- [RECORD SET]
* Begin *

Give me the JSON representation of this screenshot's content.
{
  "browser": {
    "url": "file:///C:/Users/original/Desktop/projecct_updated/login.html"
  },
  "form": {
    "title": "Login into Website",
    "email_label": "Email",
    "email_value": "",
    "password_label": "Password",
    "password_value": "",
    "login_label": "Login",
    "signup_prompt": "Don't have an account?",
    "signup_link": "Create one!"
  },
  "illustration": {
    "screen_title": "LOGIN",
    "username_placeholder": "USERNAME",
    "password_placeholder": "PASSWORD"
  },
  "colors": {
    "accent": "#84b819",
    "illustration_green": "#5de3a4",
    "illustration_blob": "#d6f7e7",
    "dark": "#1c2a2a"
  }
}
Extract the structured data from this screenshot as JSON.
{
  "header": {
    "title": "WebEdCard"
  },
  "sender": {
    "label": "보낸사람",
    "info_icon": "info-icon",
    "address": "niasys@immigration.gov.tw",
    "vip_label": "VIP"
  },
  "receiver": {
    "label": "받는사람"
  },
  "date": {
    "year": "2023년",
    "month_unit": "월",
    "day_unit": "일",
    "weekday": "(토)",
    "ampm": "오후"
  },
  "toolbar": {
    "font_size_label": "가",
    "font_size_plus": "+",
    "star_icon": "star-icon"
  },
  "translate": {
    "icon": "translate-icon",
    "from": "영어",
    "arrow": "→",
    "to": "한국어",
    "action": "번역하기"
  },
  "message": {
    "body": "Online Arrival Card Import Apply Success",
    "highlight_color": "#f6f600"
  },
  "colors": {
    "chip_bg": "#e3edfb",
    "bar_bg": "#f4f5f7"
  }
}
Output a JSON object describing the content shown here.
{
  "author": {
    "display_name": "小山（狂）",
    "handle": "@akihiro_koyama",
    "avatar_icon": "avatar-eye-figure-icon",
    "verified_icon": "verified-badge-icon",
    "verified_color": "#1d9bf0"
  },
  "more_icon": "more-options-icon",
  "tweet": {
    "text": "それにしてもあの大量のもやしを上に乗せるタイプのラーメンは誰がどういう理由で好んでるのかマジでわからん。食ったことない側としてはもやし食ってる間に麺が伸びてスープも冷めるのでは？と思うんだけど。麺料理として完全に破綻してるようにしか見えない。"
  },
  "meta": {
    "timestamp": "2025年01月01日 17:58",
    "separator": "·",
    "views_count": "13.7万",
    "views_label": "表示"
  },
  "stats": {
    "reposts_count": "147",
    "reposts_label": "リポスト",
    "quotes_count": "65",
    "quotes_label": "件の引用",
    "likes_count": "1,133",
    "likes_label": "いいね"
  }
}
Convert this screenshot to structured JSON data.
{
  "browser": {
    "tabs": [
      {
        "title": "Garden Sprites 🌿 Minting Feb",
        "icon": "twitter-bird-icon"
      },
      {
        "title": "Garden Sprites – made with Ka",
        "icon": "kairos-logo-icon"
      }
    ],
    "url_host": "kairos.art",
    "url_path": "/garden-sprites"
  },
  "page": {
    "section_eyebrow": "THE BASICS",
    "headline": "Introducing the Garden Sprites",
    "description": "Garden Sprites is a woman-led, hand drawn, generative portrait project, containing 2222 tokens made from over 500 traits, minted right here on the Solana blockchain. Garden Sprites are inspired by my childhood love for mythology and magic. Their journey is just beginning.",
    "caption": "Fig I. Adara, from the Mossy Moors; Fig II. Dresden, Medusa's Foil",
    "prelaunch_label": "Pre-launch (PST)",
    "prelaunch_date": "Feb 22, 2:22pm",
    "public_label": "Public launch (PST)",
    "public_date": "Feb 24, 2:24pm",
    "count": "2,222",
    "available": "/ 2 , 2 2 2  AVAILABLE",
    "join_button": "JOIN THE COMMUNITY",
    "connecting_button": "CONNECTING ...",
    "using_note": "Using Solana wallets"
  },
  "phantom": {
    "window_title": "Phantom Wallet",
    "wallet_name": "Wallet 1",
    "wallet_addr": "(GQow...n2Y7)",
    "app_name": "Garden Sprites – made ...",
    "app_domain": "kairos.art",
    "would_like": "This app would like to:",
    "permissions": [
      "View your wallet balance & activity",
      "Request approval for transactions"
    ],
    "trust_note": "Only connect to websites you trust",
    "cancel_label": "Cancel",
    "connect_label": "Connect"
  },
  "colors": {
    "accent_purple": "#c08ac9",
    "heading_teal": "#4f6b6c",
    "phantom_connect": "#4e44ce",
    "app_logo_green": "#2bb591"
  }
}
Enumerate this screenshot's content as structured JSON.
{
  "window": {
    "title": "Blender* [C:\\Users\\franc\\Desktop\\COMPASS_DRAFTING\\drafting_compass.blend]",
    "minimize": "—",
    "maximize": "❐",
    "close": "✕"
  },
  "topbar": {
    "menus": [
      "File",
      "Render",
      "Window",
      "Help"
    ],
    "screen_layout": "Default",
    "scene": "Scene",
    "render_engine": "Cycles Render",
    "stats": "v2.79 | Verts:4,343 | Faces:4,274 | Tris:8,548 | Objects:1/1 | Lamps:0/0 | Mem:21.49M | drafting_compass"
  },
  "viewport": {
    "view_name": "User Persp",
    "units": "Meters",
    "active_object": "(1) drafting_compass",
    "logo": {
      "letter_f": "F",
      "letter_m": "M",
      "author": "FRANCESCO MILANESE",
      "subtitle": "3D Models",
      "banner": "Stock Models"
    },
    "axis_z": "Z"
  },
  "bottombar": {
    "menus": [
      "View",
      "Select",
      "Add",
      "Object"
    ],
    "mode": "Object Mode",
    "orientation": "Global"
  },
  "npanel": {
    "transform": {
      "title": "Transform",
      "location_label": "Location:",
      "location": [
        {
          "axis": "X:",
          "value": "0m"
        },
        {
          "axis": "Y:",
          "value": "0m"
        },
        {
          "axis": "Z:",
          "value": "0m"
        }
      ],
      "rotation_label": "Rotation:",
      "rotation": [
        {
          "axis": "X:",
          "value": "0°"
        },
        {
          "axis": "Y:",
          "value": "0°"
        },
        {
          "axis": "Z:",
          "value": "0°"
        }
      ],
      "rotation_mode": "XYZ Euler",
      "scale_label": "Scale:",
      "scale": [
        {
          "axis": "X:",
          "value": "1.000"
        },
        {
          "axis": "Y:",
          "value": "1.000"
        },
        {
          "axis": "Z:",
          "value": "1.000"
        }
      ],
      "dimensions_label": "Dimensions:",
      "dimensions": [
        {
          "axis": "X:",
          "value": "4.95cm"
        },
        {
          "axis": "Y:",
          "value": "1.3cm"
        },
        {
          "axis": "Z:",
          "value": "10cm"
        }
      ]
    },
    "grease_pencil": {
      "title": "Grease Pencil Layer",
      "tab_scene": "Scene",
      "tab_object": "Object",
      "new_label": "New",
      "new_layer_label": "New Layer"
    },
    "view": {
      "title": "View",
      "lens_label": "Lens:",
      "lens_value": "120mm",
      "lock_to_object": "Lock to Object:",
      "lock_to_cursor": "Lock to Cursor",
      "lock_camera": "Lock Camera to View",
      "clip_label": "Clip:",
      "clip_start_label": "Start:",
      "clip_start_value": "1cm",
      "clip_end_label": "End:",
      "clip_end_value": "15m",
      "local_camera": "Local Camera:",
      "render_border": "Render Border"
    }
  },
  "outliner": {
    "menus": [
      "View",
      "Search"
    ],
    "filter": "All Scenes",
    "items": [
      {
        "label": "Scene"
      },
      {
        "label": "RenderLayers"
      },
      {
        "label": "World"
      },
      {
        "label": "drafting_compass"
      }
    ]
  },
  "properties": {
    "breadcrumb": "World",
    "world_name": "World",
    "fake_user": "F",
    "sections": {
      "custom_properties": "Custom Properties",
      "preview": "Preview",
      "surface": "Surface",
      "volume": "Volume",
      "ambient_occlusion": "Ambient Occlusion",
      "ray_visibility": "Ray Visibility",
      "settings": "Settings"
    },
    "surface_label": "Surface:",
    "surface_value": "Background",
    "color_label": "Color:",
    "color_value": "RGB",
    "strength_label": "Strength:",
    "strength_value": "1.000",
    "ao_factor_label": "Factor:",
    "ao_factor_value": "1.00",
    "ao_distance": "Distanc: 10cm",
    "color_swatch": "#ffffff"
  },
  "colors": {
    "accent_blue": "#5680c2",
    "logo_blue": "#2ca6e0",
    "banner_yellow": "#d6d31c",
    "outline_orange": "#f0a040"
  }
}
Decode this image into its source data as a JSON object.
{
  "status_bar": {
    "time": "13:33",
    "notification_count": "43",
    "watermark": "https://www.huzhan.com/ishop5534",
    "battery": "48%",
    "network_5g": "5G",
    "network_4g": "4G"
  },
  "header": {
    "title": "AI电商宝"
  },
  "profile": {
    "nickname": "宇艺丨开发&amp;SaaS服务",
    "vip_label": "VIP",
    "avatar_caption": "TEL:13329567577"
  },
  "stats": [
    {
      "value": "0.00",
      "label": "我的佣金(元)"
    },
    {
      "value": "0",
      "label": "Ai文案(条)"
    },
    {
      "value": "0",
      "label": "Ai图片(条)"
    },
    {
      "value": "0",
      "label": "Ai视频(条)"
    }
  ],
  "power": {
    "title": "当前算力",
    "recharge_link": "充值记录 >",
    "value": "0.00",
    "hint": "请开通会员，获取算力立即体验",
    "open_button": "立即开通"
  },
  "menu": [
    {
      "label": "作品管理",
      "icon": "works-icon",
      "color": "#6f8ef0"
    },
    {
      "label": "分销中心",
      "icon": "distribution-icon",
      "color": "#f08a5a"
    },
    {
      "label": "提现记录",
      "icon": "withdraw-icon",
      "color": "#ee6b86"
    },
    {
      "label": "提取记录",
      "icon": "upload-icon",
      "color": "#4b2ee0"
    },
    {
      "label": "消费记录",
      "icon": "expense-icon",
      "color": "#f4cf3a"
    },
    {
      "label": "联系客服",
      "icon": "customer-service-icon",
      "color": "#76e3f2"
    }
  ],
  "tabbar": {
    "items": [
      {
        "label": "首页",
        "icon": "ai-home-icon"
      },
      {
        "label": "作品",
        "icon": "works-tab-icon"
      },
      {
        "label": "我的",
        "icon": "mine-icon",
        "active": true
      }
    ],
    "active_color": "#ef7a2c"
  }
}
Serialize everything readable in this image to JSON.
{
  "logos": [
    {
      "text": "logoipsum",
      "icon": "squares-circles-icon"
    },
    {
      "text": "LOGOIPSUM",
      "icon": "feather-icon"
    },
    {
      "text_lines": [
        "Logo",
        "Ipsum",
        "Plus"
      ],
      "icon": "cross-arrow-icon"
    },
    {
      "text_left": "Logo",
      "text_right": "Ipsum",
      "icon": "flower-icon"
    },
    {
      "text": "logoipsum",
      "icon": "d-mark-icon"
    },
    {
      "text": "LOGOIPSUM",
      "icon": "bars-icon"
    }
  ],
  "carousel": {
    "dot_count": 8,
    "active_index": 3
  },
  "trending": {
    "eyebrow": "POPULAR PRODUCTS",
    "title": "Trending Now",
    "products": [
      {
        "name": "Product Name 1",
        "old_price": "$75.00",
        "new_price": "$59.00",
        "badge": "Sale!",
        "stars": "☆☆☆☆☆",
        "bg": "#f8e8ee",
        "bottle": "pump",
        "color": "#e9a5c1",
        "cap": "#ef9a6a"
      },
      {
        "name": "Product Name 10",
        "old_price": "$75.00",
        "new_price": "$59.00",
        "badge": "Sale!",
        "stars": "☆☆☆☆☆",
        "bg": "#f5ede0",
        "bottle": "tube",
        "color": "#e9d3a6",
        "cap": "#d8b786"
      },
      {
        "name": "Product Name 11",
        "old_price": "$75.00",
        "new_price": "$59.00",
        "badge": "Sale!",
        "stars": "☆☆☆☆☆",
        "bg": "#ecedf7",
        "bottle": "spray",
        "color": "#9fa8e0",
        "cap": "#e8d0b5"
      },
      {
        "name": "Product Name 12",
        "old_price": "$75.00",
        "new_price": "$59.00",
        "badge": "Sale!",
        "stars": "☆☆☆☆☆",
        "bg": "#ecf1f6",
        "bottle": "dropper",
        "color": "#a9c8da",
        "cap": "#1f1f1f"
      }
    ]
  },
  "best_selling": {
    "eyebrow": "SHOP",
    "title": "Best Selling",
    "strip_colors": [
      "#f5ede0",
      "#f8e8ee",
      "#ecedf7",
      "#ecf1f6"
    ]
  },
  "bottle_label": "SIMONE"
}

* End *

- [WRITTEN PROBLEM] Sift through the entries and copy every line with "Camera".

- [ANSWER FOR THIS EXERCISE]
      "lock_camera": "Lock Camera to View",
      "local_camera": "Local Camera:",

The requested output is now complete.